__REQUEST__:
Reproduce the records word for word, from their first line up to and including the line with "caption-label: Fig. 4 bbox=[14, 846, 57, 864]".

__SUPPLIED RECORDS__:
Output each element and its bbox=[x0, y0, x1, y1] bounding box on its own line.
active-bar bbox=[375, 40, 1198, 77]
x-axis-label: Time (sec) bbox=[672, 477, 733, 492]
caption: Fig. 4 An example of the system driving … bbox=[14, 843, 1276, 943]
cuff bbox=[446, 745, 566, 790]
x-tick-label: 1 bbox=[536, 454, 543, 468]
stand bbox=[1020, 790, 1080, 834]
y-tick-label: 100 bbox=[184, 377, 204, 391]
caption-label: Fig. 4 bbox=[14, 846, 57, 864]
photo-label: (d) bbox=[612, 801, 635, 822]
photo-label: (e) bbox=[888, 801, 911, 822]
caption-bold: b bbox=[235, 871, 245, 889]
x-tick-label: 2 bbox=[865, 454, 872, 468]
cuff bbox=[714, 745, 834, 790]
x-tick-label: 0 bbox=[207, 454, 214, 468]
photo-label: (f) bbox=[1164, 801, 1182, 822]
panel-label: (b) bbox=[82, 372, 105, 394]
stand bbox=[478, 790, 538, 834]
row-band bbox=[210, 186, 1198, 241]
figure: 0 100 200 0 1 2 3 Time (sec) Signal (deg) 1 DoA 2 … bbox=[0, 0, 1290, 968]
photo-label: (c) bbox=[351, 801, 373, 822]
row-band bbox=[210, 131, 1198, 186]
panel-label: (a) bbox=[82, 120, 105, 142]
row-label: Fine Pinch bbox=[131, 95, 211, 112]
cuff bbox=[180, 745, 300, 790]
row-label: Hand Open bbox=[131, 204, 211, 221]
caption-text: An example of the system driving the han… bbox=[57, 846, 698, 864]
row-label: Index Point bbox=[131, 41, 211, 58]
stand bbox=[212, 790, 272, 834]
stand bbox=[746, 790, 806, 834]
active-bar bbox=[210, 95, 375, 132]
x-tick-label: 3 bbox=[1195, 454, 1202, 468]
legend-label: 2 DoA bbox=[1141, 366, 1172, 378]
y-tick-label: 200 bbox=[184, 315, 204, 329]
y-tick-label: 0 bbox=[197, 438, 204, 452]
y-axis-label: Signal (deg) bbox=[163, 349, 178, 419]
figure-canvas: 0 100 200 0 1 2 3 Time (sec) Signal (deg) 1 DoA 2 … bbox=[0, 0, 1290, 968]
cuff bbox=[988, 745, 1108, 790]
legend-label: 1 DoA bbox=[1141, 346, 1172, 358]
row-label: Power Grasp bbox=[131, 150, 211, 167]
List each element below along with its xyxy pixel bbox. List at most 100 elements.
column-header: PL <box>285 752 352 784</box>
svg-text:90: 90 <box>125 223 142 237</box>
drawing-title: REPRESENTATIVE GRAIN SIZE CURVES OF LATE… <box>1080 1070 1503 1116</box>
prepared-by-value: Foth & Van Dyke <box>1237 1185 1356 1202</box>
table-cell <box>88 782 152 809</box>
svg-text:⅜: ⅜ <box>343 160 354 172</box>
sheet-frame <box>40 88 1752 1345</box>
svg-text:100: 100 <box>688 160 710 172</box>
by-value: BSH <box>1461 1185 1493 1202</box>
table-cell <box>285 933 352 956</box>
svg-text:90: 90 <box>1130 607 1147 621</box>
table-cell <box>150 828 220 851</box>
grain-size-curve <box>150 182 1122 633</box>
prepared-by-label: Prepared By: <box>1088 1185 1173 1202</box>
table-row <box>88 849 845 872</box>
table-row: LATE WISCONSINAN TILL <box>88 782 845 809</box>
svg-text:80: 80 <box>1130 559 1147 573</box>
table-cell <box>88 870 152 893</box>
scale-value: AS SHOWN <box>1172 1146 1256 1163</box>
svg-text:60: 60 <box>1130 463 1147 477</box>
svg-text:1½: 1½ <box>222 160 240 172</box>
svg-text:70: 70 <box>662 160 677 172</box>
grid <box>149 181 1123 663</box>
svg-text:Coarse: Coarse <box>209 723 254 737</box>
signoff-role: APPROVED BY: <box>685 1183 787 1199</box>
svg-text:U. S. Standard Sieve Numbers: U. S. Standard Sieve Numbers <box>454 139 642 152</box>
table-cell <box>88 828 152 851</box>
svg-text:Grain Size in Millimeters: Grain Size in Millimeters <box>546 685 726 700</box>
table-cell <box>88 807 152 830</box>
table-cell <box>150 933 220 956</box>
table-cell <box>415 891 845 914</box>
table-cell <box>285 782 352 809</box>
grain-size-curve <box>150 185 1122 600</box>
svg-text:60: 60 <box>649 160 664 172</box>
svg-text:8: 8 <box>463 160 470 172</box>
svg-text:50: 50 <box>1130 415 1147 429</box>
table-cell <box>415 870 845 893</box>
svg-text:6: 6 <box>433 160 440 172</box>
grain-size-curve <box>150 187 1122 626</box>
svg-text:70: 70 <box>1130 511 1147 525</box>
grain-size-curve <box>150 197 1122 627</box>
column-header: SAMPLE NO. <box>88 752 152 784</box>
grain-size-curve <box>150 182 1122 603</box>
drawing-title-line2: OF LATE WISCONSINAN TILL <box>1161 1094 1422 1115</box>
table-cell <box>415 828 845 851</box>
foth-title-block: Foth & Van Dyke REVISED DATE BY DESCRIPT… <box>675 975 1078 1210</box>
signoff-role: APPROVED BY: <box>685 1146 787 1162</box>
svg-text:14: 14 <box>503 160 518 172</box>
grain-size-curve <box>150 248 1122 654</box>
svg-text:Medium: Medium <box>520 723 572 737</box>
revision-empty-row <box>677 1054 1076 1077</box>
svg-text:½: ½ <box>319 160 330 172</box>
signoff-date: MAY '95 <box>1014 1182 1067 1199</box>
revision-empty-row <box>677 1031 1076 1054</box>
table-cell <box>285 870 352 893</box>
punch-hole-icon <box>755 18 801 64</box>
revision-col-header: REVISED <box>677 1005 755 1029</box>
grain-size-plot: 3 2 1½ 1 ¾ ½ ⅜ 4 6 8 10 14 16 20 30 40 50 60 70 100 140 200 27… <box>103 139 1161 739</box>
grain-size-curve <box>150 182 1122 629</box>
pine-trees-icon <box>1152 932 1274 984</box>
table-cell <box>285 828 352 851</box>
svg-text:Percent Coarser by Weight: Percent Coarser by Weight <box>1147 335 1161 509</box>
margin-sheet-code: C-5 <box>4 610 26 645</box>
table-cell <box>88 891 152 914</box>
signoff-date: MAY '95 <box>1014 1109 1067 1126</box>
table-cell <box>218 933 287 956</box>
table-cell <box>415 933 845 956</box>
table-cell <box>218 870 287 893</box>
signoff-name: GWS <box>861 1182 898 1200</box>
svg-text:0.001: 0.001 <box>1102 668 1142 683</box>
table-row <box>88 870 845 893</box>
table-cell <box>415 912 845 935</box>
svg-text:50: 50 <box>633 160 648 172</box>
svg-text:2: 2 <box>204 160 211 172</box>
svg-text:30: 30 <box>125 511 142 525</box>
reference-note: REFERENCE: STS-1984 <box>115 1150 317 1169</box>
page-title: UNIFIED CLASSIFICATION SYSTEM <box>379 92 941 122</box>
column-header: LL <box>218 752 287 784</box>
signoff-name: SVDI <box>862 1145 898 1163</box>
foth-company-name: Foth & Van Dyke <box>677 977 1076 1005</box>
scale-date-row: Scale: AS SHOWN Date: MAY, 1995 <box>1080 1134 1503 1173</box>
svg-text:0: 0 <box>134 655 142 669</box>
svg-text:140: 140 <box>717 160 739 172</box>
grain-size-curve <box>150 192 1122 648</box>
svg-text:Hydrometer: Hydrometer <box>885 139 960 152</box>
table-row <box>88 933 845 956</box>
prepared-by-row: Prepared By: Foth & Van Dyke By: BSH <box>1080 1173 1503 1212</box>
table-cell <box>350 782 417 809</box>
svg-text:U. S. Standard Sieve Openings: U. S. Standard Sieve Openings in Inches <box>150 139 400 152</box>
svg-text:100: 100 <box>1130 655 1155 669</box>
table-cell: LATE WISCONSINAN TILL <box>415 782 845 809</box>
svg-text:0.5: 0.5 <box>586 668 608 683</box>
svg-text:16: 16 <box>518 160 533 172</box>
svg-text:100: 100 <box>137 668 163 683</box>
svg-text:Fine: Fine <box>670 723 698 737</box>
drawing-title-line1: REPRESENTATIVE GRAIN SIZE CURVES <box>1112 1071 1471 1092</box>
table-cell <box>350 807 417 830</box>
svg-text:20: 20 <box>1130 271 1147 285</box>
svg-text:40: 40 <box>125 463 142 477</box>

__CORRECT ANSWER__:
Output each element and its bbox=[x0, y0, x1, y1] bounding box on its own line.
active-bar bbox=[375, 40, 1198, 77]
x-axis-label: Time (sec) bbox=[672, 477, 733, 492]
caption: Fig. 4 An example of the system driving … bbox=[14, 843, 1276, 943]
cuff bbox=[446, 745, 566, 790]
x-tick-label: 1 bbox=[536, 454, 543, 468]
stand bbox=[1020, 790, 1080, 834]
y-tick-label: 100 bbox=[184, 377, 204, 391]
caption-label: Fig. 4 bbox=[14, 846, 57, 864]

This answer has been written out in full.